[Begin Records provided]
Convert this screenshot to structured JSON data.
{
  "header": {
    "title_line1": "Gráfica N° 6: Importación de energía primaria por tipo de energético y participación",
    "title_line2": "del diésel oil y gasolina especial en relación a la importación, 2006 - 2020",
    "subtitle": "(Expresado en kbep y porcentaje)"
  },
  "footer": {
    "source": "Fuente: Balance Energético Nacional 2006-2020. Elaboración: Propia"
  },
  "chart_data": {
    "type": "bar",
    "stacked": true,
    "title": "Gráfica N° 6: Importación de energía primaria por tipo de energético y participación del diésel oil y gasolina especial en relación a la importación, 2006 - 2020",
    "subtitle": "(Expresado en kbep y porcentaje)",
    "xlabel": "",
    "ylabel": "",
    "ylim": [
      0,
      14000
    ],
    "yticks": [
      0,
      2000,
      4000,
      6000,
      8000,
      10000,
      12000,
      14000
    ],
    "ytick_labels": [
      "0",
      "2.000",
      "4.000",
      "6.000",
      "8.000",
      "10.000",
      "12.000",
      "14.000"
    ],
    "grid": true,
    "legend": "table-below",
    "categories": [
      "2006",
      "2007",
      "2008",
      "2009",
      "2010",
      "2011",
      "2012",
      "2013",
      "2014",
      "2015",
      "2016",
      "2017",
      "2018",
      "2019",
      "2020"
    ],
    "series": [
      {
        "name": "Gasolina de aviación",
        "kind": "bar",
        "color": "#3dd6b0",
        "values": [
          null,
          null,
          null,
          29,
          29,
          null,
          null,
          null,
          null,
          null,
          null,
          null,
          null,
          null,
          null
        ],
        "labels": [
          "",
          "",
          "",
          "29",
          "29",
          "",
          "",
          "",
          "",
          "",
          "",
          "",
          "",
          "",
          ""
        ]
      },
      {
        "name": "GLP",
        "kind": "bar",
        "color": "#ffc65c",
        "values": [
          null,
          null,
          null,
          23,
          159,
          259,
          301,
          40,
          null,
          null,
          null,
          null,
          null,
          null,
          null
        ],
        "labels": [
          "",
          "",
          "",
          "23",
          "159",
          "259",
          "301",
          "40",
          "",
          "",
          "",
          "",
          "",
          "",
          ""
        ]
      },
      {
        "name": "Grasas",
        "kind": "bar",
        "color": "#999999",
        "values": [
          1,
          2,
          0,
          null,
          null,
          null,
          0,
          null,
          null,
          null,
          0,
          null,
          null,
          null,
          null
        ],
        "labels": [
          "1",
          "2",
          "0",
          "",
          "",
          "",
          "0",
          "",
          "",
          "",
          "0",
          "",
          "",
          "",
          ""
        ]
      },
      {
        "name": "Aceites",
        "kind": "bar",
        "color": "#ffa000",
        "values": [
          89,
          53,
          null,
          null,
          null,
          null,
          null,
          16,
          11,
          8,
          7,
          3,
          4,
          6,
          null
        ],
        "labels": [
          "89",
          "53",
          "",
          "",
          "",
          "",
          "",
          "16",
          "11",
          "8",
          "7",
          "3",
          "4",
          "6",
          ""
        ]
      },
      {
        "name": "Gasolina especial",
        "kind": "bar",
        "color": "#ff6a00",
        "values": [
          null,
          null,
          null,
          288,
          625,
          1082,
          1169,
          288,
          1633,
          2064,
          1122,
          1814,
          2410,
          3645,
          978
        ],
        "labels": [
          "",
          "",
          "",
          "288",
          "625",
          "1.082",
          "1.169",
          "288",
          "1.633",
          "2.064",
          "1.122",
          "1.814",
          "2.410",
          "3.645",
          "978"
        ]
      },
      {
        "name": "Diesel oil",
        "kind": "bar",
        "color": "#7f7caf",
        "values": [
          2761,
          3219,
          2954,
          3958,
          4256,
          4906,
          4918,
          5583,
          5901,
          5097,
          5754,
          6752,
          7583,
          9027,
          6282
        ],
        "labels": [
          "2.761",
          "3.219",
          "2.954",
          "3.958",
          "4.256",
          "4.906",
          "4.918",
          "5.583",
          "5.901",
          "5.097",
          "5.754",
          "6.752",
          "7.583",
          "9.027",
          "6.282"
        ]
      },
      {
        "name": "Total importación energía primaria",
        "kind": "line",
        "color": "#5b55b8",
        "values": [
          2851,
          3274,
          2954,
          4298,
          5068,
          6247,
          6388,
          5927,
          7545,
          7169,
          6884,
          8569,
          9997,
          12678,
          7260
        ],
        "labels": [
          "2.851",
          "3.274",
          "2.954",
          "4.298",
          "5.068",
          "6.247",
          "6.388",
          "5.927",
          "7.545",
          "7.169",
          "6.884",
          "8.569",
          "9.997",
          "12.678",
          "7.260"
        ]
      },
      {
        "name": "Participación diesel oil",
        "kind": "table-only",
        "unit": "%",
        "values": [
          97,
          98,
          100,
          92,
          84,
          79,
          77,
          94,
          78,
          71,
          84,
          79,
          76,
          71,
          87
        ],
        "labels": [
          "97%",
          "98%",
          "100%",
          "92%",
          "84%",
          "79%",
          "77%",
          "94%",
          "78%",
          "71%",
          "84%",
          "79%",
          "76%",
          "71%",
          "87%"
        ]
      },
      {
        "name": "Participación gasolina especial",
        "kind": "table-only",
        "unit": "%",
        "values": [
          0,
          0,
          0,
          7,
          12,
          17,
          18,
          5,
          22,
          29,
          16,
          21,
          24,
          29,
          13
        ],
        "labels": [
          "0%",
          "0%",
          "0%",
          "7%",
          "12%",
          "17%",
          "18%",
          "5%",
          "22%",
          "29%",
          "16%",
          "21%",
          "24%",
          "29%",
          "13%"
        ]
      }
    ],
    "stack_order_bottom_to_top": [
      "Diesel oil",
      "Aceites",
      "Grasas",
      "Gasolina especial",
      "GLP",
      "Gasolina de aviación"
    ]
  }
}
[End Records provided]
→ **Problem to solve**: Transcribe all lines as written.

→ **Task solution**:
Convert this screenshot to structured JSON data.
{
  "header": {
    "title_line1": "Gráfica N° 6: Importación de energía primaria por tipo de energético y participación",
    "title_line2": "del diésel oil y gasolina especial en relación a la importación, 2006 - 2020",
    "subtitle": "(Expresado en kbep y porcentaje)"
  },
  "footer": {
    "source": "Fuente: Balance Energético Nacional 2006-2020. Elaboración: Propia"
  },
  "chart_data": {
    "type": "bar",
    "stacked": true,
    "title": "Gráfica N° 6: Importación de energía primaria por tipo de energético y participación del diésel oil y gasolina especial en relación a la importación, 2006 - 2020",
    "subtitle": "(Expresado en kbep y porcentaje)",
    "xlabel": "",
    "ylabel": "",
    "ylim": [
      0,
      14000
    ],
    "yticks": [
      0,
      2000,
      4000,
      6000,
      8000,
      10000,
      12000,
      14000
    ],
    "ytick_labels": [
      "0",
      "2.000",
      "4.000",
      "6.000",
      "8.000",
      "10.000",
      "12.000",
      "14.000"
    ],
    "grid": true,
    "legend": "table-below",
    "categories": [
      "2006",
      "2007",
      "2008",
      "2009",
      "2010",
      "2011",
      "2012",
      "2013",
      "2014",
      "2015",
      "2016",
      "2017",
      "2018",
      "2019",
      "2020"
    ],
    "series": [
      {
        "name": "Gasolina de aviación",
        "kind": "bar",
        "color": "#3dd6b0",
        "values": [
          null,
          null,
          null,
          29,
          29,
          null,
          null,
          null,
          null,
          null,
          null,
          null,
          null,
          null,
          null
        ],
        "labels": [
          "",
          "",
          "",
          "29",
          "29",
          "",
          "",
          "",
          "",
          "",
          "",
          "",
          "",
          "",
          ""
        ]
      },
      {
        "name": "GLP",
        "kind": "bar",
        "color": "#ffc65c",
        "values": [
          null,
          null,
          null,
          23,
          159,
          259,
          301,
          40,
          null,
          null,
          null,
          null,
          null,
          null,
          null
        ],
        "labels": [
          "",
          "",
          "",
          "23",
          "159",
          "259",
          "301",
          "40",
          "",
          "",
          "",
          "",
          "",
          "",
          ""
        ]
      },
      {
        "name": "Grasas",
        "kind": "bar",
        "color": "#999999",
        "values": [
          1,
          2,
          0,
          null,
          null,
          null,
          0,
          null,
          null,
          null,
          0,
          null,
          null,
          null,
          null
        ],
        "labels": [
          "1",
          "2",
          "0",
          "",
          "",
          "",
          "0",
          "",
          "",
          "",
          "0",
          "",
          "",
          "",
          ""
        ]
      },
      {
        "name": "Aceites",
        "kind": "bar",
        "color": "#ffa000",
        "values": [
          89,
          53,
          null,
          null,
          null,
          null,
          null,
          16,
          11,
          8,
          7,
          3,
          4,
          6,
          null
        ],
        "labels": [
          "89",
          "53",
          "",
          "",
          "",
          "",
          "",
          "16",
          "11",
          "8",
          "7",
          "3",
          "4",
          "6",
          ""
        ]
      },
      {
        "name": "Gasolina especial",
        "kind": "bar",
        "color": "#ff6a00",
        "values": [
          null,
          null,
          null,
          288,
          625,
          1082,
          1169,
          288,
          1633,
          2064,
          1122,
          1814,
          2410,
          3645,
          978
        ],
        "labels": [
          "",
          "",
          "",
          "288",
          "625",
          "1.082",
          "1.169",
          "288",
          "1.633",
          "2.064",
          "1.122",
          "1.814",
          "2.410",
          "3.645",
          "978"
        ]
      },
      {
        "name": "Diesel oil",
        "kind": "bar",
        "color": "#7f7caf",
        "values": [
          2761,
          3219,
          2954,
          3958,
          4256,
          4906,
          4918,
          5583,
          5901,
          5097,
          5754,
          6752,
          7583,
          9027,
          6282
        ],
        "labels": [
          "2.761",
          "3.219",
          "2.954",
          "3.958",
          "4.256",
          "4.906",
          "4.918",
          "5.583",
          "5.901",
          "5.097",
          "5.754",
          "6.752",
          "7.583",
          "9.027",
          "6.282"
        ]
      },
      {
        "name": "Total importación energía primaria",
        "kind": "line",
        "color": "#5b55b8",
        "values": [
          2851,
          3274,
          2954,
          4298,
          5068,
          6247,
          6388,
          5927,
          7545,
          7169,
          6884,
          8569,
          9997,
          12678,
          7260
        ],
        "labels": [
          "2.851",
          "3.274",
          "2.954",
          "4.298",
          "5.068",
          "6.247",
          "6.388",
          "5.927",
          "7.545",
          "7.169",
          "6.884",
          "8.569",
          "9.997",
          "12.678",
          "7.260"
        ]
      },
      {
        "name": "Participación diesel oil",
        "kind": "table-only",
        "unit": "%",
        "values": [
          97,
          98,
          100,
          92,
          84,
          79,
          77,
          94,
          78,
          71,
          84,
          79,
          76,
          71,
          87
        ],
        "labels": [
          "97%",
          "98%",
          "100%",
          "92%",
          "84%",
          "79%",
          "77%",
          "94%",
          "78%",
          "71%",
          "84%",
          "79%",
          "76%",
          "71%",
          "87%"
        ]
      },
      {
        "name": "Participación gasolina especial",
        "kind": "table-only",
        "unit": "%",
        "values": [
          0,
          0,
          0,
          7,
          12,
          17,
          18,
          5,
          22,
          29,
          16,
          21,
          24,
          29,
          13
        ],
        "labels": [
          "0%",
          "0%",
          "0%",
          "7%",
          "12%",
          "17%",
          "18%",
          "5%",
          "22%",
          "29%",
          "16%",
          "21%",
          "24%",
          "29%",
          "13%"
        ]
      }
    ],
    "stack_order_bottom_to_top": [
      "Diesel oil",
      "Aceites",
      "Grasas",
      "Gasolina especial",
      "GLP",
      "Gasolina de aviación"
    ]
  }
}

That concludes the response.